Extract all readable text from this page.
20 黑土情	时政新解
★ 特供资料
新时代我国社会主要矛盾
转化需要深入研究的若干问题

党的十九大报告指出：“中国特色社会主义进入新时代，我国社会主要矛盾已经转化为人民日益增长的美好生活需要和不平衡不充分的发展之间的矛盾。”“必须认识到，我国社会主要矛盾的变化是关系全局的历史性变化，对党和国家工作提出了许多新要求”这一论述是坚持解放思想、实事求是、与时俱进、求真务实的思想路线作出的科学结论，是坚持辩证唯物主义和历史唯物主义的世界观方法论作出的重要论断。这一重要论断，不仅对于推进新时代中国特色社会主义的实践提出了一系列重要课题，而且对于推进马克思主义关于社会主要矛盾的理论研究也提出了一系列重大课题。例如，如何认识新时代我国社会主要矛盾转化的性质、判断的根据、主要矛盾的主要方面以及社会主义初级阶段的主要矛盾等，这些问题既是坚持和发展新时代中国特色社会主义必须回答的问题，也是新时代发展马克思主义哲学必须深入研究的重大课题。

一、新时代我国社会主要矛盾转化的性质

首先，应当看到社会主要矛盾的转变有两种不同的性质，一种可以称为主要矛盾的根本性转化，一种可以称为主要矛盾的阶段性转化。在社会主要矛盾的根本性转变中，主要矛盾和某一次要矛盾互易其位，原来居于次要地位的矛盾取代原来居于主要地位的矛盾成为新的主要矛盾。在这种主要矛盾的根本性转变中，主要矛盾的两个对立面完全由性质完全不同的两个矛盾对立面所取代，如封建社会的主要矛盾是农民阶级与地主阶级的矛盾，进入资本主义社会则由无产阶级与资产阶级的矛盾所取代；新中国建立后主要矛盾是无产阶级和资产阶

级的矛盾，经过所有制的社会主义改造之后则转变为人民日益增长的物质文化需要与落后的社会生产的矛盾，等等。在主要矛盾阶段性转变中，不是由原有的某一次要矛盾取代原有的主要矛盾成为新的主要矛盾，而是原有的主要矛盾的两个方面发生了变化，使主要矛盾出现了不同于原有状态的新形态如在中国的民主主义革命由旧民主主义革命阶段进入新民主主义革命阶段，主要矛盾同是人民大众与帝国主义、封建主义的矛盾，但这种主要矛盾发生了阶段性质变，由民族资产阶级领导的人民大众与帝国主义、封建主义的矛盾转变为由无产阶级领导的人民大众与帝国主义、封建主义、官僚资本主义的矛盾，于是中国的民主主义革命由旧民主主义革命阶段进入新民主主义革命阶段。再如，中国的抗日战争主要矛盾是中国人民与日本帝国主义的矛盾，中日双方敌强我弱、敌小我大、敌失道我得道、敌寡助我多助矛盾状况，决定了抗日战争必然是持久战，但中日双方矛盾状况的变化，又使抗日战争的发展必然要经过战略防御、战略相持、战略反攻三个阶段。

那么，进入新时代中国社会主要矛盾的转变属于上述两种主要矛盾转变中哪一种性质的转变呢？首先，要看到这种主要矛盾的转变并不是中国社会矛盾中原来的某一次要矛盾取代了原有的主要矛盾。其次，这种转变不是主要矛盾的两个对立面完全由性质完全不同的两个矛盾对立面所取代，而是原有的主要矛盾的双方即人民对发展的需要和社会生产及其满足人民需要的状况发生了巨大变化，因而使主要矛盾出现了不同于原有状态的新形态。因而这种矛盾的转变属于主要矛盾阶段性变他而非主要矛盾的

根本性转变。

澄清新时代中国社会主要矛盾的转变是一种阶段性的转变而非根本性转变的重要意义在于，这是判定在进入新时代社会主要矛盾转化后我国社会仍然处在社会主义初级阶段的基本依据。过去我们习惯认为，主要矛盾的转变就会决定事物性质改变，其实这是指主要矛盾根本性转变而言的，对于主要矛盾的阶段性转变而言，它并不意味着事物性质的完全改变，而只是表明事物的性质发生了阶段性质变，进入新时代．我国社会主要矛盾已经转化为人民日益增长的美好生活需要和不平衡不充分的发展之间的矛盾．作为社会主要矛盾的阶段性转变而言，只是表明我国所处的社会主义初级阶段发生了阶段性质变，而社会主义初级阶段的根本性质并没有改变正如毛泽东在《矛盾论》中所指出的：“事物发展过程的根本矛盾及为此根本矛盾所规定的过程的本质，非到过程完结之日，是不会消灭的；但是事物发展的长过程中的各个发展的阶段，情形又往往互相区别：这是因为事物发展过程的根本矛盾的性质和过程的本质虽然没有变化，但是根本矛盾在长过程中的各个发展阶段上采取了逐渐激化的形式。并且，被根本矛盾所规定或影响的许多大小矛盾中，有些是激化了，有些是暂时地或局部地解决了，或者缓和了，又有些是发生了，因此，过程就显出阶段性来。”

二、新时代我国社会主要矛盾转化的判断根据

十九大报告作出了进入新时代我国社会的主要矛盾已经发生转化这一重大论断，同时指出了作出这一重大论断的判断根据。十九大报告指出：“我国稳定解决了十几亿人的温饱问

□ □ □

**Required task:** Your answer should be only a number: how many lines of the data above contain the string "我国社会主要矛盾已经转化为人民日益增长的美好生活需要和不平衡不充分的发展之间的矛盾"?

**Solution:** 2